• WORK TO COMPLETE: Single out the lines of the material that contain "JSON" and copy them.

[start]

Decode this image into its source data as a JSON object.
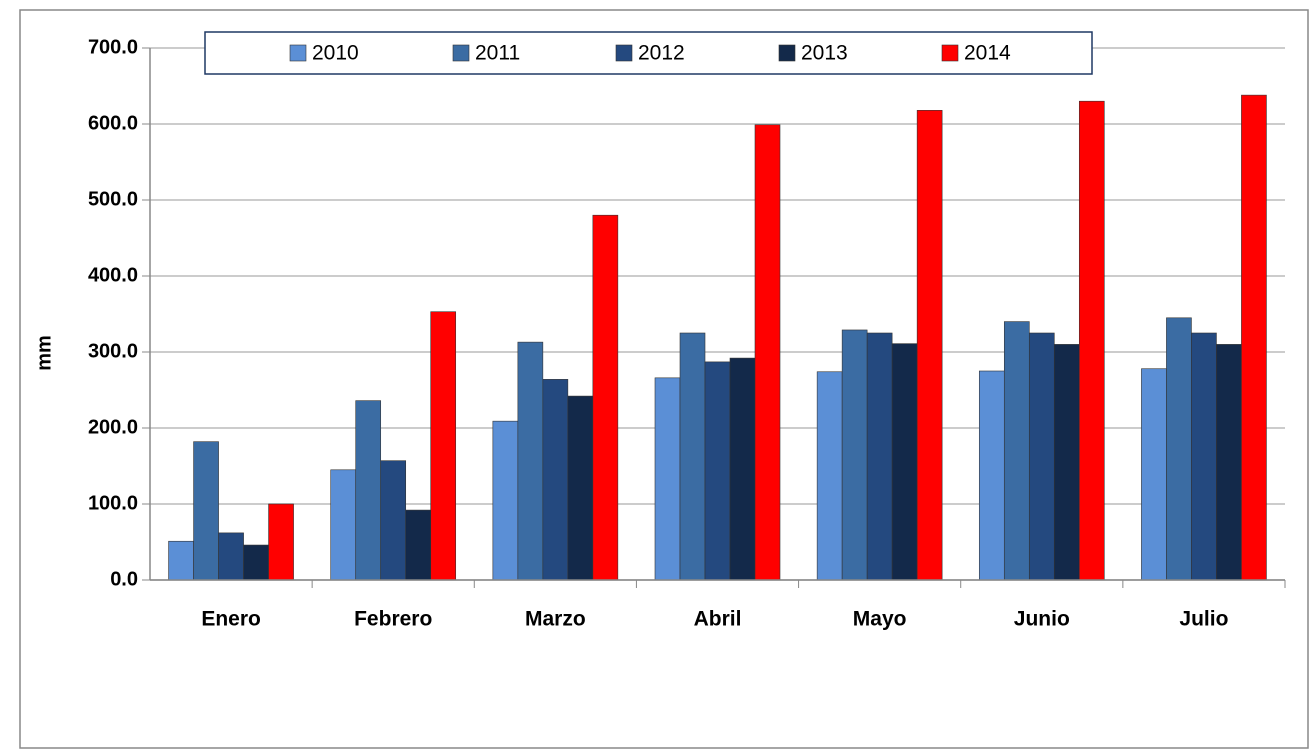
{
  "chart_data": {
    "type": "bar",
    "y_label": "mm",
    "categories": [
      "Enero",
      "Febrero",
      "Marzo",
      "Abril",
      "Mayo",
      "Junio",
      "Julio"
    ],
    "series": [
      {
        "name": "2010",
        "color": "#5b8fd6",
        "values": [
          51,
          145,
          209,
          266,
          274,
          275,
          278
        ]
      },
      {
        "name": "2011",
        "color": "#3b6ca3",
        "values": [
          182,
          236,
          313,
          325,
          329,
          340,
          345
        ]
      },
      {
        "name": "2012",
        "color": "#24497f",
        "values": [
          62,
          157,
          264,
          287,
          325,
          325,
          325
        ]
      },
      {
        "name": "2013",
        "color": "#13294a",
        "values": [
          46,
          92,
          242,
          292,
          311,
          310,
          310
        ]
      },
      {
        "name": "2014",
        "color": "#ff0000",
        "values": [
          100,
          353,
          480,
          599,
          618,
          630,
          638
        ]
      }
    ],
    "ylim": [
      0,
      700
    ],
    "yticks": [
      {
        "value": 0,
        "label": "0.0"
      },
      {
        "value": 100,
        "label": "100.0"
      },
      {
        "value": 200,
        "label": "200.0"
      },
      {
        "value": 300,
        "label": "300.0"
      },
      {
        "value": 400,
        "label": "400.0"
      },
      {
        "value": 500,
        "label": "500.0"
      },
      {
        "value": 600,
        "label": "600.0"
      },
      {
        "value": 700,
        "label": "700.0"
      }
    ],
    "grid": true,
    "legend": "top"
  }
}
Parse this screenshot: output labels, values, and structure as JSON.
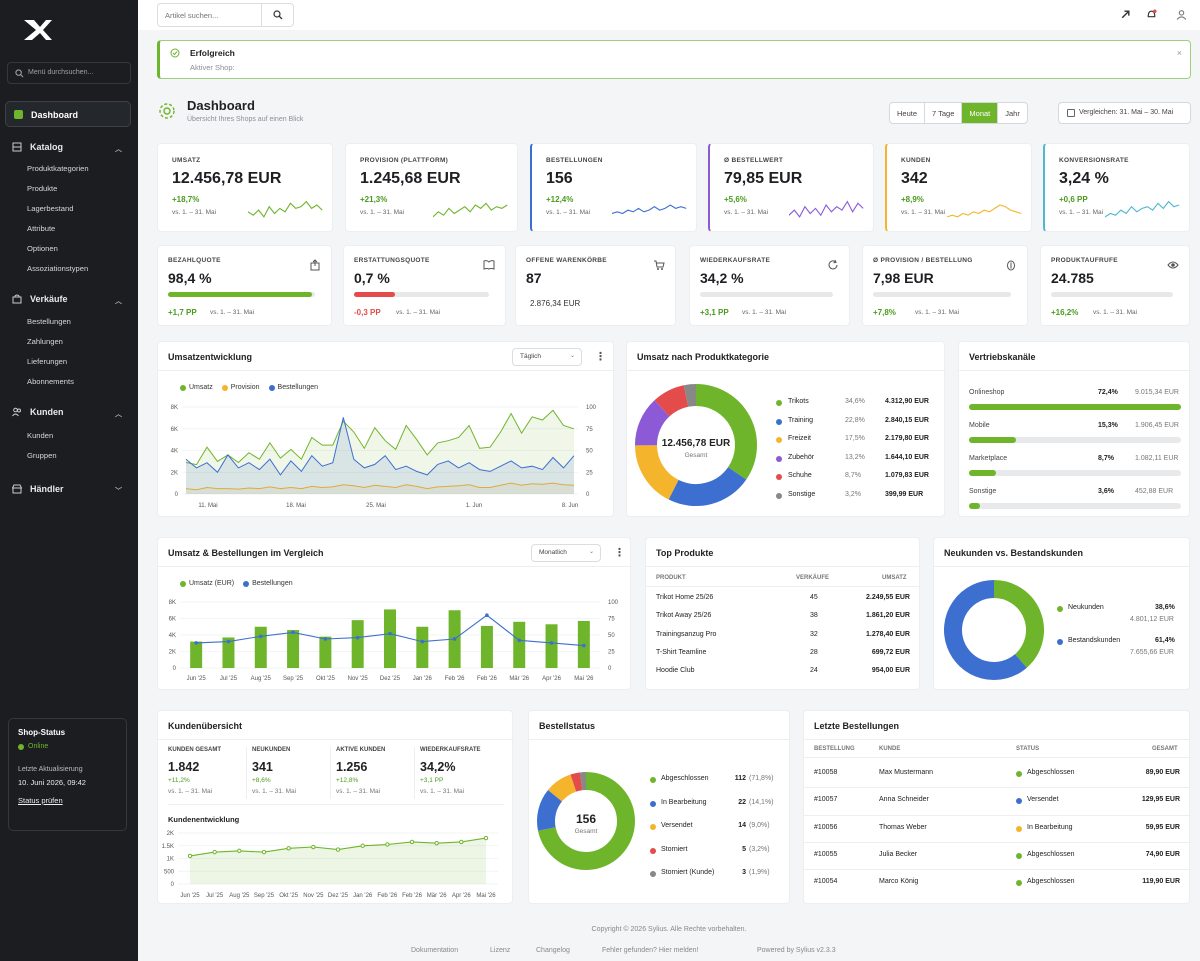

[end]

• CORRECT RESULT:
Decode this image into its source data as a JSON object.
Parse this screenshot: output labels, values, and structure as JSON.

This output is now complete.